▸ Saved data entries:
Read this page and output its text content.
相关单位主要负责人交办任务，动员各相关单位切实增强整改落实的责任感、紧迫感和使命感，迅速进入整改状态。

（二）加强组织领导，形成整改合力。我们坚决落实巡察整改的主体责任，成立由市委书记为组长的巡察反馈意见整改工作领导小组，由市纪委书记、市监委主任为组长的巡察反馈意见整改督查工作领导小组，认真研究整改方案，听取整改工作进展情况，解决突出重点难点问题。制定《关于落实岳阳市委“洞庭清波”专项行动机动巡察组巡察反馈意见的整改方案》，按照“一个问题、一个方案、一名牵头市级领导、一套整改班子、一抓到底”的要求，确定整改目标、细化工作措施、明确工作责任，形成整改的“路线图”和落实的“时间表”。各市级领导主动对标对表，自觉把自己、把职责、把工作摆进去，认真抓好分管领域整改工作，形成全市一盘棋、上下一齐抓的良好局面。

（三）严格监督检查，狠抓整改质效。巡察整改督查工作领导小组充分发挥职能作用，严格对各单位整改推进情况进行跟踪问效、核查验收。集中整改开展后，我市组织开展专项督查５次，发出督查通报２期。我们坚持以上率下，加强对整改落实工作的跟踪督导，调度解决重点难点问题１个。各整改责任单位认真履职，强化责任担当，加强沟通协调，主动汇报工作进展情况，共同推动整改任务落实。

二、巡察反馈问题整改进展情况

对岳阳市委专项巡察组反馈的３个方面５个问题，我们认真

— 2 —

▸ What the task requires: Write out all the records above again, exactly as they stand.

▸ Exercise answer:
Read this page and output its text content.
相关单位主要负责人交办任务，动员各相关单位切实增强整改落实的责任感、紧迫感和使命感，迅速进入整改状态。

（二）加强组织领导，形成整改合力。我们坚决落实巡察整改的主体责任，成立由市委书记为组长的巡察反馈意见整改工作领导小组，由市纪委书记、市监委主任为组长的巡察反馈意见整改督查工作领导小组，认真研究整改方案，听取整改工作进展情况，解决突出重点难点问题。制定《关于落实岳阳市委“洞庭清波”专项行动机动巡察组巡察反馈意见的整改方案》，按照“一个问题、一个方案、一名牵头市级领导、一套整改班子、一抓到底”的要求，确定整改目标、细化工作措施、明确工作责任，形成整改的“路线图”和落实的“时间表”。各市级领导主动对标对表，自觉把自己、把职责、把工作摆进去，认真抓好分管领域整改工作，形成全市一盘棋、上下一齐抓的良好局面。

（三）严格监督检查，狠抓整改质效。巡察整改督查工作领导小组充分发挥职能作用，严格对各单位整改推进情况进行跟踪问效、核查验收。集中整改开展后，我市组织开展专项督查５次，发出督查通报２期。我们坚持以上率下，加强对整改落实工作的跟踪督导，调度解决重点难点问题１个。各整改责任单位认真履职，强化责任担当，加强沟通协调，主动汇报工作进展情况，共同推动整改任务落实。

二、巡察反馈问题整改进展情况

对岳阳市委专项巡察组反馈的３个方面５个问题，我们认真

— 2 —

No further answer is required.